[Records]
_ _ _
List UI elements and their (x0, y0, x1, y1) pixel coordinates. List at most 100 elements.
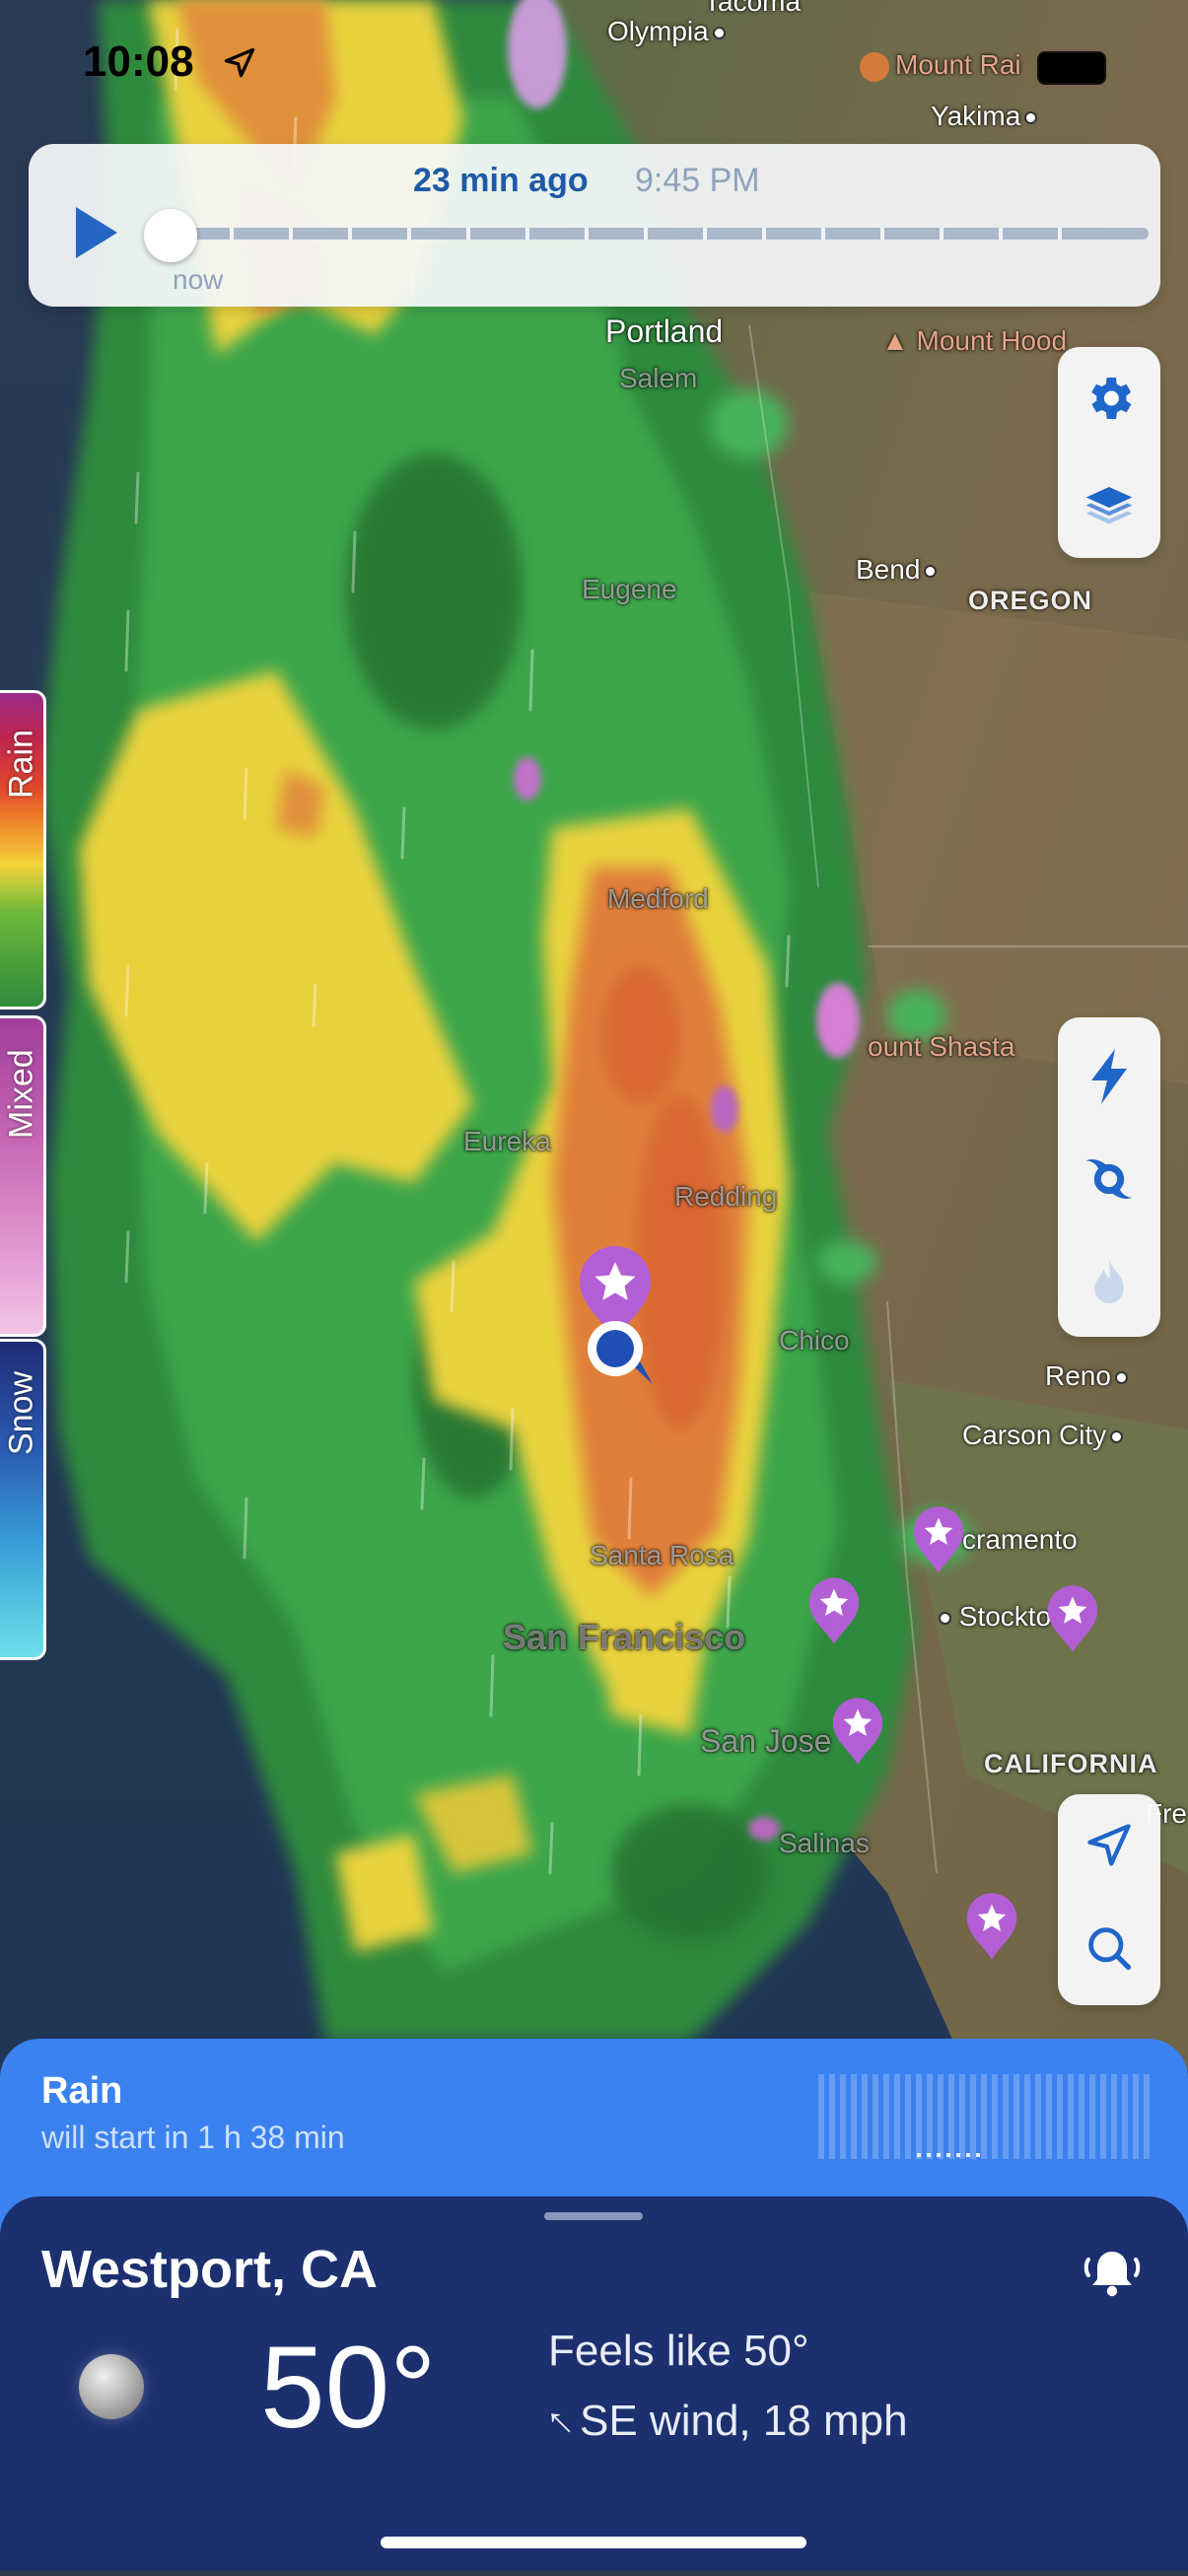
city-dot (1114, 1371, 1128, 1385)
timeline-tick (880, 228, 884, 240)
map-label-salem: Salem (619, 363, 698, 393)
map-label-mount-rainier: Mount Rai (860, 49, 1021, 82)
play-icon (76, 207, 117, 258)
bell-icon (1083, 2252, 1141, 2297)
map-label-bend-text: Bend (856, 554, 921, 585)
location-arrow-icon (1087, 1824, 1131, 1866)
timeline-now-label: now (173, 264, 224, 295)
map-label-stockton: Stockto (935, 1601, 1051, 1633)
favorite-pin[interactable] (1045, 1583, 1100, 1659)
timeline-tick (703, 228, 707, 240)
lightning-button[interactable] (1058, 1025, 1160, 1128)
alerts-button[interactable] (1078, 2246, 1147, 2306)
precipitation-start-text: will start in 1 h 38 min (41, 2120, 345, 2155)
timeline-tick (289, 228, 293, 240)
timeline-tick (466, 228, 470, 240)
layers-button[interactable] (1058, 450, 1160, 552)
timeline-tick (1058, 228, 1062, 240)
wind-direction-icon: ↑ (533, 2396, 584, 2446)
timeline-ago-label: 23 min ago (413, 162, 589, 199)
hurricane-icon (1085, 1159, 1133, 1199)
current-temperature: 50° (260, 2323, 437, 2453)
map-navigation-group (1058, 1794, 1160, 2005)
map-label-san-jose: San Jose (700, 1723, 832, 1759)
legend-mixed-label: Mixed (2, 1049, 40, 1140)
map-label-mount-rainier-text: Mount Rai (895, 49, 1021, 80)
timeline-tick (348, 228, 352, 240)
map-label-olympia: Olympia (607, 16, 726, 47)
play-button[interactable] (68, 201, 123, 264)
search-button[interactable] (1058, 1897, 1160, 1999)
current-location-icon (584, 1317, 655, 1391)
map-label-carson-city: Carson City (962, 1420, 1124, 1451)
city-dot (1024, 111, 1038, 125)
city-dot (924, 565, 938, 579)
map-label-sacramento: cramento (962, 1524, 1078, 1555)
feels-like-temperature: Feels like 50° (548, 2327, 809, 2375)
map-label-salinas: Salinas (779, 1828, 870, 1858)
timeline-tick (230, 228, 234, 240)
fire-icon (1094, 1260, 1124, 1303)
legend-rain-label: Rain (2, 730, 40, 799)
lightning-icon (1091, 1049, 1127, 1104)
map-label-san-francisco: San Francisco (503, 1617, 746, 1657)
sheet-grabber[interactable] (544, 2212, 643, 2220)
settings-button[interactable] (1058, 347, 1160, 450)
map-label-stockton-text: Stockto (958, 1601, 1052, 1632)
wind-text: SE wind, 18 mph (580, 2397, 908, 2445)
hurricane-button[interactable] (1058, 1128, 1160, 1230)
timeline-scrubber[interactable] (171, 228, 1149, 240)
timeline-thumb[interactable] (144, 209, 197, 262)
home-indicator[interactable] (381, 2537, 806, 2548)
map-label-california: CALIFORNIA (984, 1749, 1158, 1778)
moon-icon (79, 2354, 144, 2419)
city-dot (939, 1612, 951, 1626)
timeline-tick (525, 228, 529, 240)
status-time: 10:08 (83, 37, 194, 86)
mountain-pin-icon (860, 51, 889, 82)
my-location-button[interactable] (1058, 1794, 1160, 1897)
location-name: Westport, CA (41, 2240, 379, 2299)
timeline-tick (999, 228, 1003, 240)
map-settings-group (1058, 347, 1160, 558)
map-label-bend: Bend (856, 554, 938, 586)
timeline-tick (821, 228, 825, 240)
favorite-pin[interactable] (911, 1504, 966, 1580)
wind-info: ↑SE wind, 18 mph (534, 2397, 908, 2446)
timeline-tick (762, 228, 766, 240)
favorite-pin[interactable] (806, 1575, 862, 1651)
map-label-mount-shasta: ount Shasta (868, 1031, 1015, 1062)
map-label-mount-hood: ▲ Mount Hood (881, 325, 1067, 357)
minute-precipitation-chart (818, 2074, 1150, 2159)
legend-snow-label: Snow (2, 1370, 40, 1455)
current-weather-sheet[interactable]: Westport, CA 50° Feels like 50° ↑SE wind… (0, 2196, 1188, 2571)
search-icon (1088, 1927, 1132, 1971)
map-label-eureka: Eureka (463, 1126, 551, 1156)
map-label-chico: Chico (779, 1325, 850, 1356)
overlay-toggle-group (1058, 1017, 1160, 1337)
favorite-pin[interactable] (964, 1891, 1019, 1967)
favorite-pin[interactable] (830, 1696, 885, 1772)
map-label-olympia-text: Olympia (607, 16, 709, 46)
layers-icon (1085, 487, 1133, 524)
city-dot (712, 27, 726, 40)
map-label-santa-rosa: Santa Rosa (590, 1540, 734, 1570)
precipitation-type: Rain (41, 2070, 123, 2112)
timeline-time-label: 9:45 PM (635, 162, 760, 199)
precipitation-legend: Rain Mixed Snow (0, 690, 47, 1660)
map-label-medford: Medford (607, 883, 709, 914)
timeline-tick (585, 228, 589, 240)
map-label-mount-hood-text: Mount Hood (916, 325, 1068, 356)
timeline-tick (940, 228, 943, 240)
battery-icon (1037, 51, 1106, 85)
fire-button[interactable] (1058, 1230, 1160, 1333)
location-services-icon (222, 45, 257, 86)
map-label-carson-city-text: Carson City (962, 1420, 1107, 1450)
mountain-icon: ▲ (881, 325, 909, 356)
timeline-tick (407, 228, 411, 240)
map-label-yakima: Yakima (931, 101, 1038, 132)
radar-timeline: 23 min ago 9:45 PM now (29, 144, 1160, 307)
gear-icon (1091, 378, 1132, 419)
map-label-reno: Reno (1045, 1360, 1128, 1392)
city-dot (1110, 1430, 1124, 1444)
_ _ _
- [SET EXERCISE]
Convert every line of the data above into a numbered list, skipping blank lines. Leave the pictures out of your answer.

- [THE ANSWER]
1. List UI elements and their (x0, y0, x1, y1) pixel coordinates. List at most 100 elements.
2. city-dot (1114, 1371, 1128, 1385)
3. timeline-tick (880, 228, 884, 240)
4. map-label-salem: Salem (619, 363, 698, 393)
5. map-label-mount-rainier: Mount Rai (860, 49, 1021, 82)
6. play-icon (76, 207, 117, 258)
7. bell-icon (1083, 2252, 1141, 2297)
8. map-label-bend-text: Bend (856, 554, 921, 585)
9. location-arrow-icon (1087, 1824, 1131, 1866)
10. timeline-now-label: now (173, 264, 224, 295)
11. map-label-stockton: Stockto (935, 1601, 1051, 1633)
12. favorite-pin[interactable] (1045, 1583, 1100, 1659)
13. timeline-tick (703, 228, 707, 240)
14. lightning-button[interactable] (1058, 1025, 1160, 1128)
15. alerts-button[interactable] (1078, 2246, 1147, 2306)
16. precipitation-start-text: will start in 1 h 38 min (41, 2120, 345, 2155)
17. timeline-tick (289, 228, 293, 240)
18. timeline-tick (466, 228, 470, 240)
19. layers-button[interactable] (1058, 450, 1160, 552)
20. timeline-tick (1058, 228, 1062, 240)
21. wind-direction-icon: ↑ (533, 2396, 584, 2446)
22. timeline-ago-label: 23 min ago (413, 162, 589, 199)
23. hurricane-icon (1085, 1159, 1133, 1199)
24. current-temperature: 50° (260, 2323, 437, 2453)
25. map-navigation-group (1058, 1794, 1160, 2005)
26. map-label-san-jose: San Jose (700, 1723, 832, 1759)
27. legend-mixed-label: Mixed (2, 1049, 40, 1140)
28. map-label-mount-rainier-text: Mount Rai (895, 49, 1021, 80)
29. timeline-tick (348, 228, 352, 240)
30. map-label-olympia: Olympia (607, 16, 726, 47)
31. play-button[interactable] (68, 201, 123, 264)
32. search-button[interactable] (1058, 1897, 1160, 1999)
33. current-location-icon (584, 1317, 655, 1391)
34. map-label-carson-city: Carson City (962, 1420, 1124, 1451)
35. city-dot (1024, 111, 1038, 125)
36. city-dot (924, 565, 938, 579)
37. map-label-sacramento: cramento (962, 1524, 1078, 1555)
38. feels-like-temperature: Feels like 50° (548, 2327, 809, 2375)
39. map-label-salinas: Salinas (779, 1828, 870, 1858)
40. timeline-tick (230, 228, 234, 240)
41. fire-icon (1094, 1260, 1124, 1303)
42. legend-rain-label: Rain (2, 730, 40, 799)
43. lightning-icon (1091, 1049, 1127, 1104)
44. map-label-san-francisco: San Francisco (503, 1617, 746, 1657)
45. sheet-grabber[interactable] (544, 2212, 643, 2220)
46. settings-button[interactable] (1058, 347, 1160, 450)
47. map-label-stockton-text: Stockto (958, 1601, 1052, 1632)
48. wind-text: SE wind, 18 mph (580, 2397, 908, 2445)
49. hurricane-button[interactable] (1058, 1128, 1160, 1230)
50. timeline-scrubber[interactable] (171, 228, 1149, 240)
51. timeline-thumb[interactable] (144, 209, 197, 262)
52. home-indicator[interactable] (381, 2537, 806, 2548)
53. map-label-california: CALIFORNIA (984, 1749, 1158, 1778)
54. moon-icon (79, 2354, 144, 2419)
55. city-dot (939, 1612, 951, 1626)
56. timeline-tick (525, 228, 529, 240)
57. status-time: 10:08 (83, 37, 194, 86)
58. mountain-pin-icon (860, 51, 889, 82)
59. my-location-button[interactable] (1058, 1794, 1160, 1897)
60. location-name: Westport, CA (41, 2240, 379, 2299)
61. timeline-tick (999, 228, 1003, 240)
62. map-settings-group (1058, 347, 1160, 558)
63. map-label-bend: Bend (856, 554, 938, 586)
64. timeline-tick (821, 228, 825, 240)
65. favorite-pin[interactable] (911, 1504, 966, 1580)
66. wind-info: ↑SE wind, 18 mph (534, 2397, 908, 2446)
67. timeline-tick (762, 228, 766, 240)
68. favorite-pin[interactable] (806, 1575, 862, 1651)
69. map-label-mount-shasta: ount Shasta (868, 1031, 1015, 1062)
70. map-label-mount-hood: ▲ Mount Hood (881, 325, 1067, 357)
71. minute-precipitation-chart (818, 2074, 1150, 2159)
72. legend-snow-label: Snow (2, 1370, 40, 1455)
73. current-weather-sheet[interactable]: Westport, CA 50° Feels like 50° ↑SE wind… (0, 2196, 1188, 2571)
74. search-icon (1088, 1927, 1132, 1971)
75. map-label-eureka: Eureka (463, 1126, 551, 1156)
76. map-label-chico: Chico (779, 1325, 850, 1356)
77. overlay-toggle-group (1058, 1017, 1160, 1337)
78. favorite-pin[interactable] (964, 1891, 1019, 1967)
79. favorite-pin[interactable] (830, 1696, 885, 1772)
80. map-label-olympia-text: Olympia (607, 16, 709, 46)
81. layers-icon (1085, 487, 1133, 524)
82. city-dot (712, 27, 726, 40)
83. map-label-santa-rosa: Santa Rosa (590, 1540, 734, 1570)
84. precipitation-type: Rain (41, 2070, 123, 2112)
85. timeline-time-label: 9:45 PM (635, 162, 760, 199)
86. precipitation-legend: Rain Mixed Snow (0, 690, 47, 1660)
87. map-label-medford: Medford (607, 883, 709, 914)
88. timeline-tick (585, 228, 589, 240)
89. map-label-mount-hood-text: Mount Hood (916, 325, 1068, 356)
90. timeline-tick (940, 228, 943, 240)
91. battery-icon (1037, 51, 1106, 85)
92. fire-button[interactable] (1058, 1230, 1160, 1333)
93. location-services-icon (222, 45, 257, 86)
94. map-label-carson-city-text: Carson City (962, 1420, 1107, 1450)
95. mountain-icon: ▲ (881, 325, 909, 356)
96. timeline-tick (407, 228, 411, 240)
97. map-label-yakima: Yakima (931, 101, 1038, 132)
98. radar-timeline: 23 min ago 9:45 PM now (29, 144, 1160, 307)
99. gear-icon (1091, 378, 1132, 419)
100. map-label-reno: Reno (1045, 1360, 1128, 1392)
101. city-dot (1110, 1430, 1124, 1444)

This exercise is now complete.